Record list:
━━━
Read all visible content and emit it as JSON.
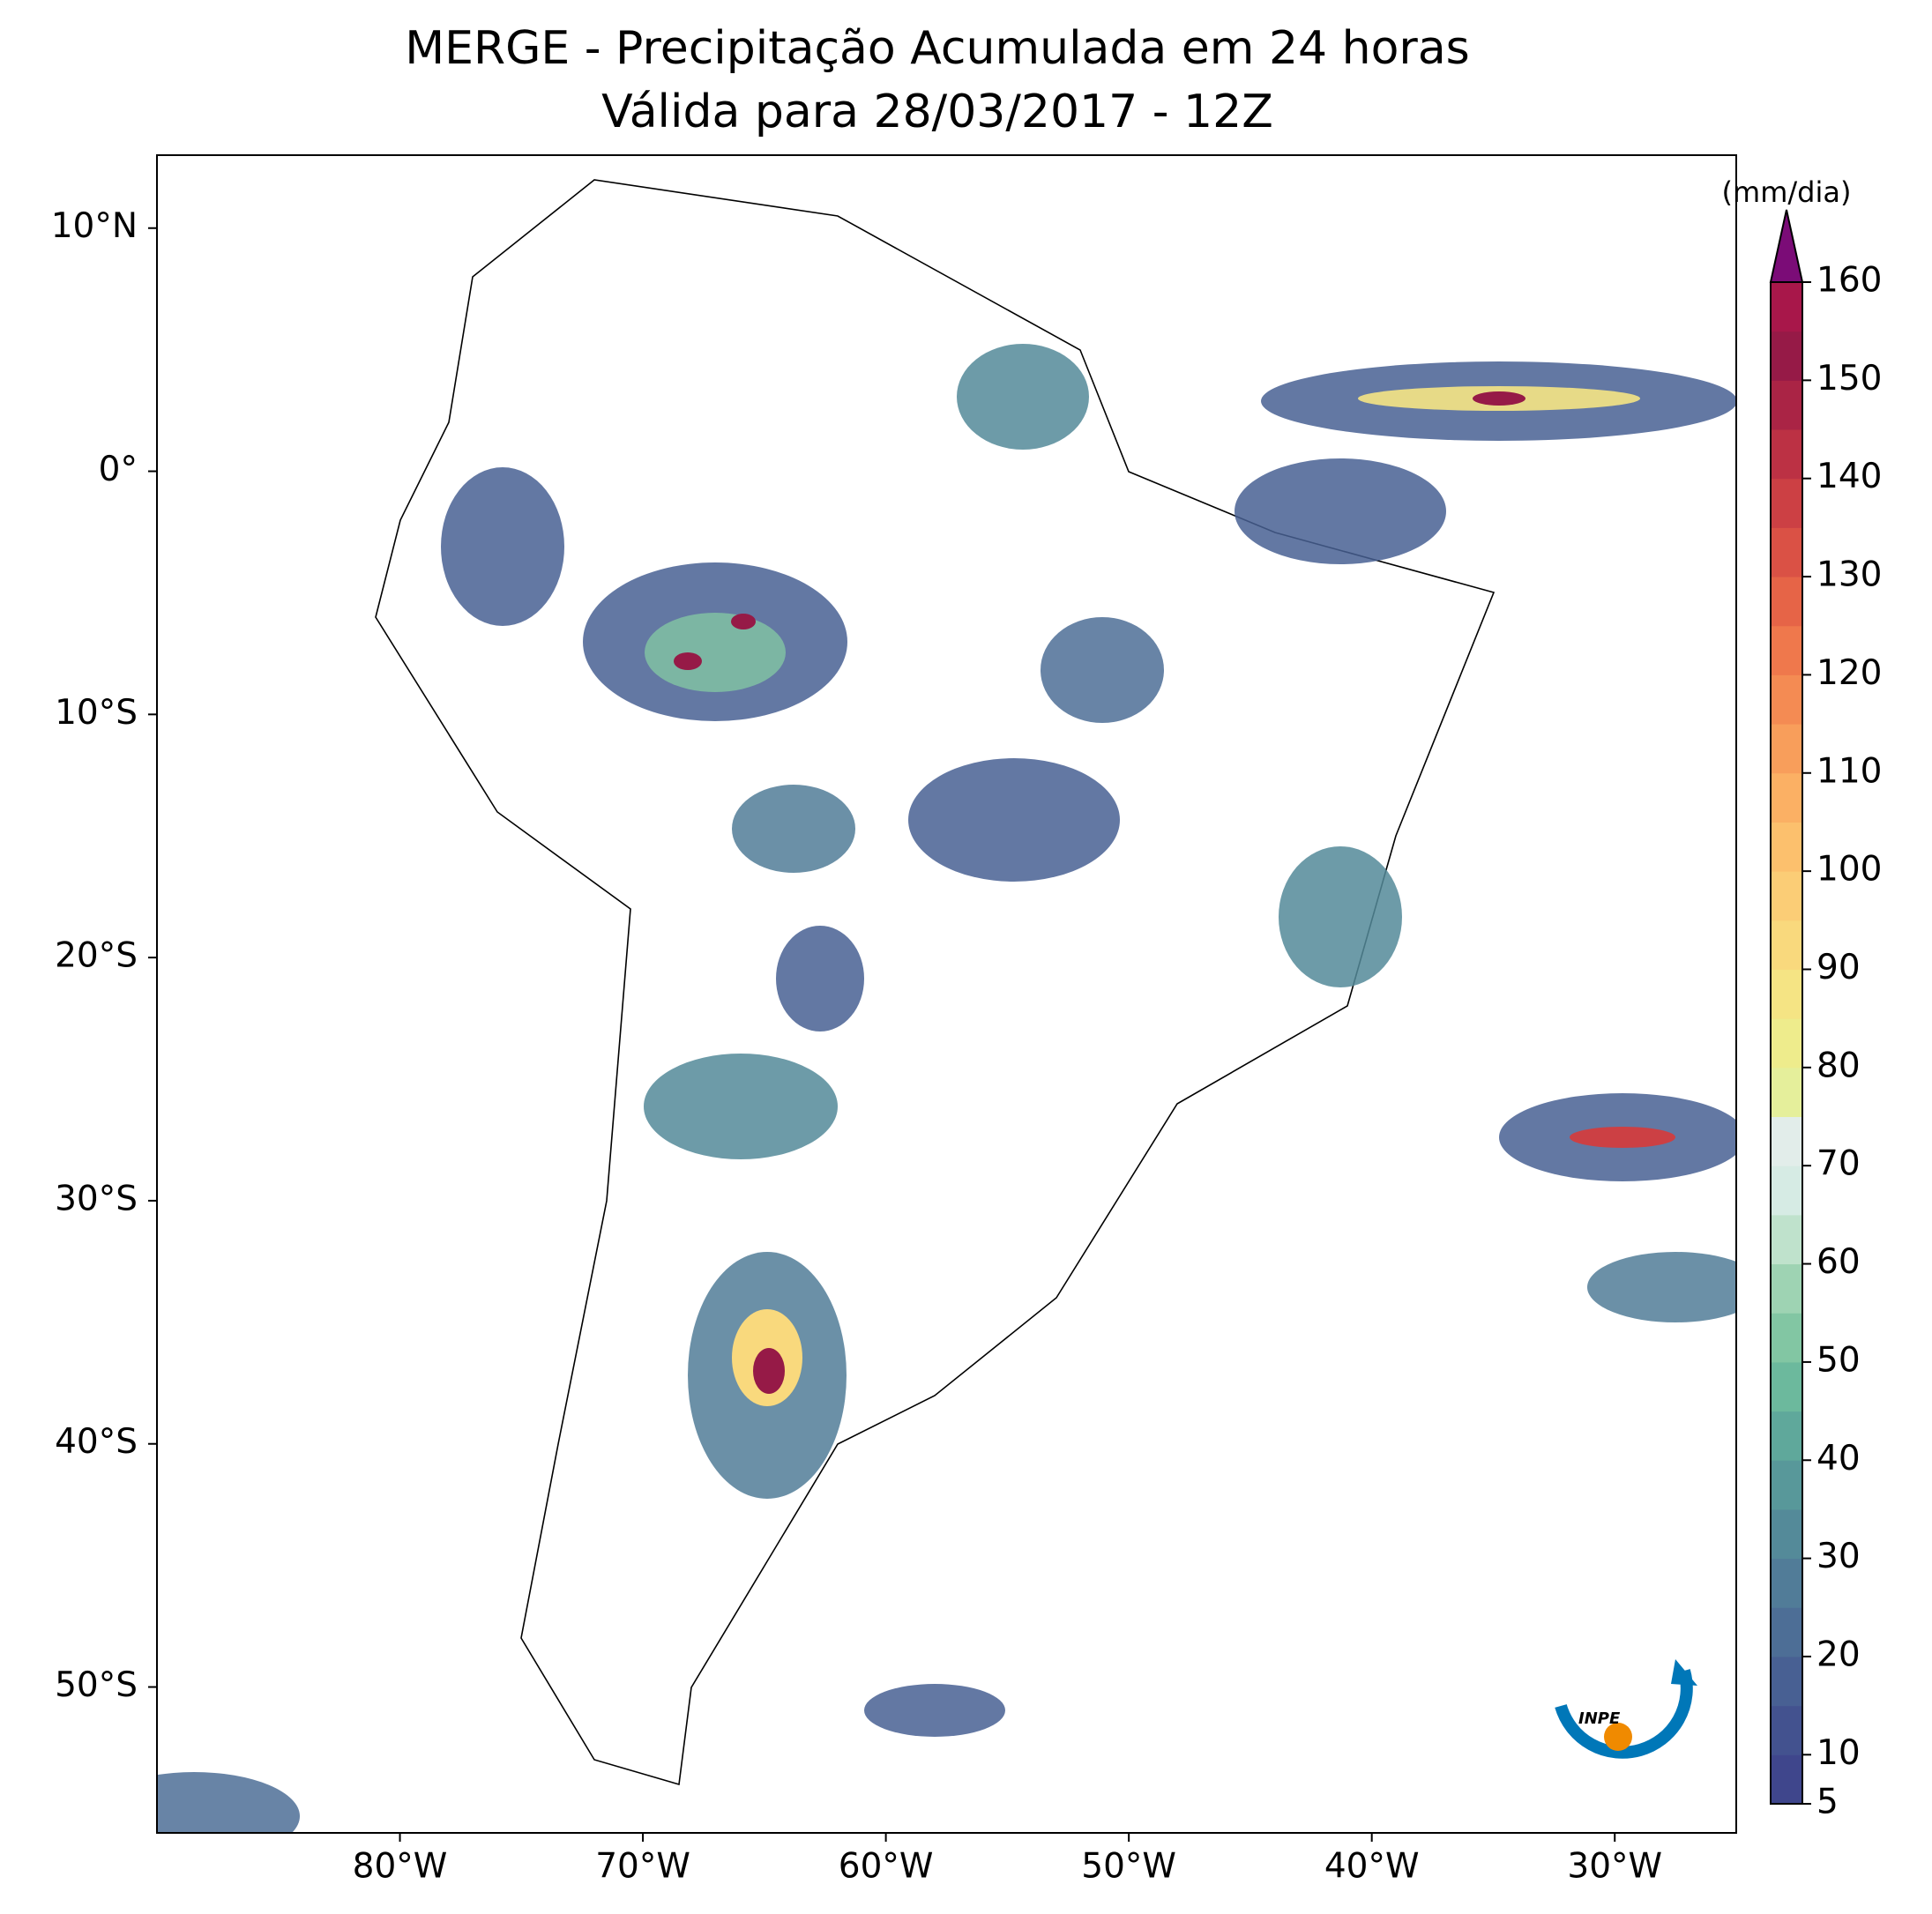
{
  "chart_data": {
    "type": "map",
    "title": "MERGE - Precipitação Acumulada em 24 horas",
    "subtitle": "Válida para 28/03/2017 - 12Z",
    "xlim": [
      -90,
      -25
    ],
    "ylim": [
      -56,
      13
    ],
    "xticks": [
      {
        "value": -80,
        "label": "80°W"
      },
      {
        "value": -70,
        "label": "70°W"
      },
      {
        "value": -60,
        "label": "60°W"
      },
      {
        "value": -50,
        "label": "50°W"
      },
      {
        "value": -40,
        "label": "40°W"
      },
      {
        "value": -30,
        "label": "30°W"
      }
    ],
    "yticks": [
      {
        "value": 10,
        "label": "10°N"
      },
      {
        "value": 0,
        "label": "0°"
      },
      {
        "value": -10,
        "label": "10°S"
      },
      {
        "value": -20,
        "label": "20°S"
      },
      {
        "value": -30,
        "label": "30°S"
      },
      {
        "value": -40,
        "label": "40°S"
      },
      {
        "value": -50,
        "label": "50°S"
      }
    ],
    "colorbar": {
      "label": "(mm/dia)",
      "lim": [
        5,
        160
      ],
      "ticks": [
        5,
        10,
        20,
        30,
        40,
        50,
        60,
        70,
        80,
        90,
        100,
        110,
        120,
        130,
        140,
        150,
        160
      ],
      "colors": [
        "#3f468c",
        "#43528f",
        "#486093",
        "#4d6e96",
        "#517c98",
        "#548a99",
        "#58989a",
        "#5fa89b",
        "#6cb99d",
        "#82c6a3",
        "#9ed3b3",
        "#bfe2cc",
        "#d6ebe4",
        "#e2edea",
        "#e5ef9b",
        "#eeec8c",
        "#f5e484",
        "#f9d97d",
        "#fbcd76",
        "#fcc06d",
        "#fbb064",
        "#f89e5b",
        "#f48b53",
        "#ef784c",
        "#e66447",
        "#da5145",
        "#cc4044",
        "#bc3144",
        "#aa2445",
        "#961a47",
        "#a8174a"
      ],
      "extend_color": "#7b0c77"
    },
    "logo_text": "INPE"
  }
}
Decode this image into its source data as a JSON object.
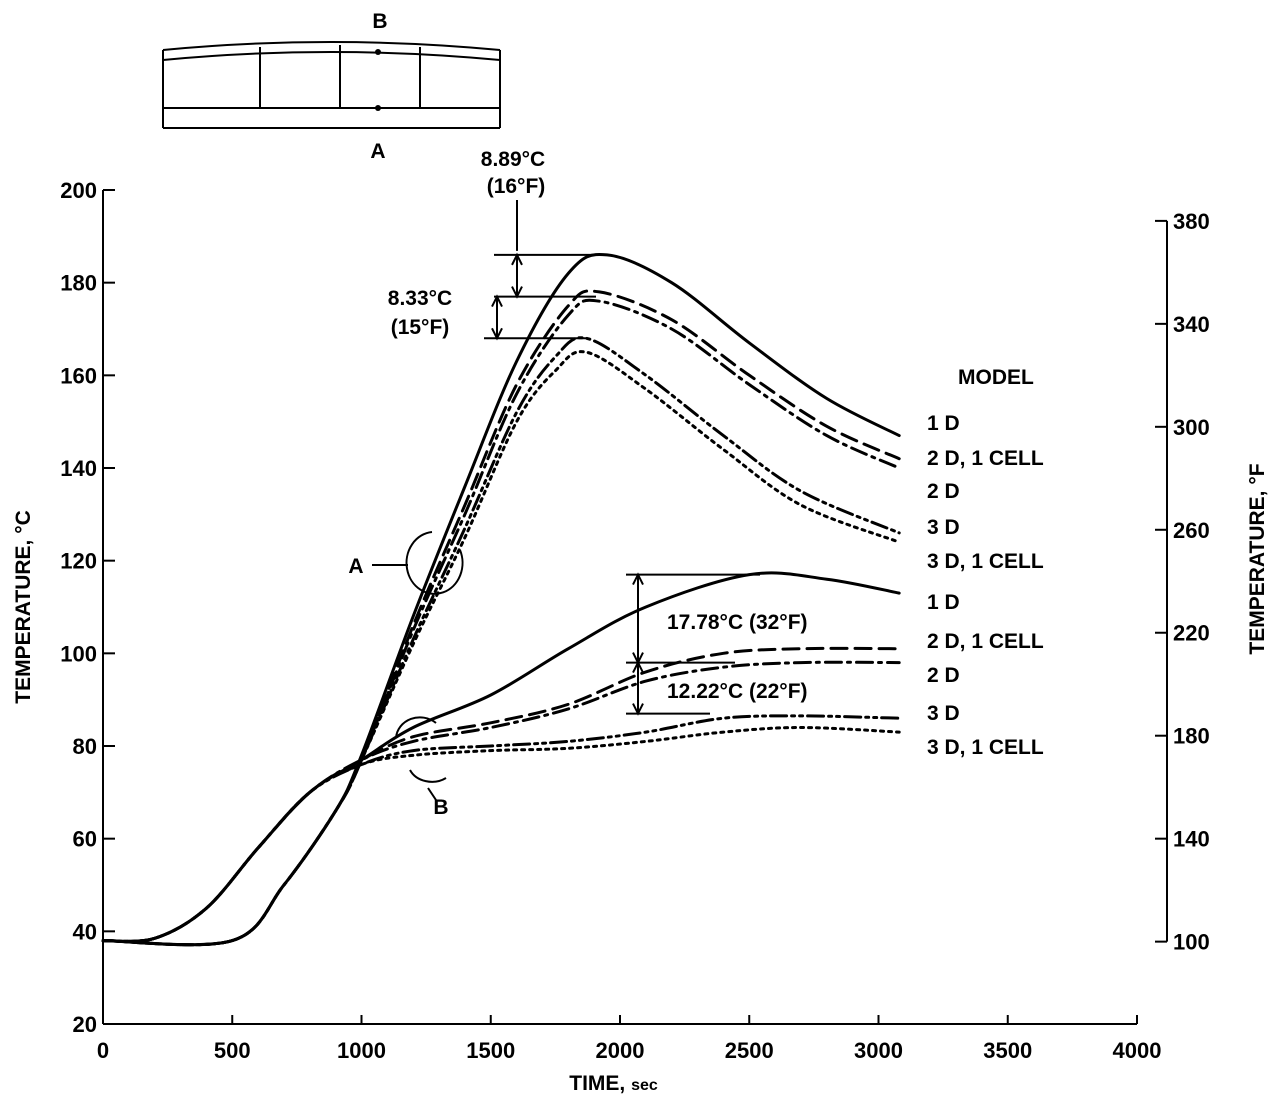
━━━
What is needed: Copy out all the records exactly, excluding pictures.

Finished exercise:
Read all visible content and emit it as JSON.
{
  "chart_data": {
    "type": "map",
    "title": "MERGE - Precipitação Acumulada em 24 horas",
    "subtitle": "Válida para 28/03/2017 - 12Z",
    "xlim": [
      -90,
      -25
    ],
    "ylim": [
      -56,
      13
    ],
    "xticks": [
      {
        "value": -80,
        "label": "80°W"
      },
      {
        "value": -70,
        "label": "70°W"
      },
      {
        "value": -60,
        "label": "60°W"
      },
      {
        "value": -50,
        "label": "50°W"
      },
      {
        "value": -40,
        "label": "40°W"
      },
      {
        "value": -30,
        "label": "30°W"
      }
    ],
    "yticks": [
      {
        "value": 10,
        "label": "10°N"
      },
      {
        "value": 0,
        "label": "0°"
      },
      {
        "value": -10,
        "label": "10°S"
      },
      {
        "value": -20,
        "label": "20°S"
      },
      {
        "value": -30,
        "label": "30°S"
      },
      {
        "value": -40,
        "label": "40°S"
      },
      {
        "value": -50,
        "label": "50°S"
      }
    ],
    "colorbar": {
      "label": "(mm/dia)",
      "lim": [
        5,
        160
      ],
      "ticks": [
        5,
        10,
        20,
        30,
        40,
        50,
        60,
        70,
        80,
        90,
        100,
        110,
        120,
        130,
        140,
        150,
        160
      ],
      "colors": [
        "#3f468c",
        "#43528f",
        "#486093",
        "#4d6e96",
        "#517c98",
        "#548a99",
        "#58989a",
        "#5fa89b",
        "#6cb99d",
        "#82c6a3",
        "#9ed3b3",
        "#bfe2cc",
        "#d6ebe4",
        "#e2edea",
        "#e5ef9b",
        "#eeec8c",
        "#f5e484",
        "#f9d97d",
        "#fbcd76",
        "#fcc06d",
        "#fbb064",
        "#f89e5b",
        "#f48b53",
        "#ef784c",
        "#e66447",
        "#da5145",
        "#cc4044",
        "#bc3144",
        "#aa2445",
        "#961a47",
        "#a8174a"
      ],
      "extend_color": "#7b0c77"
    },
    "logo_text": "INPE"
  }
}
Decode this image into its source data as a JSON object.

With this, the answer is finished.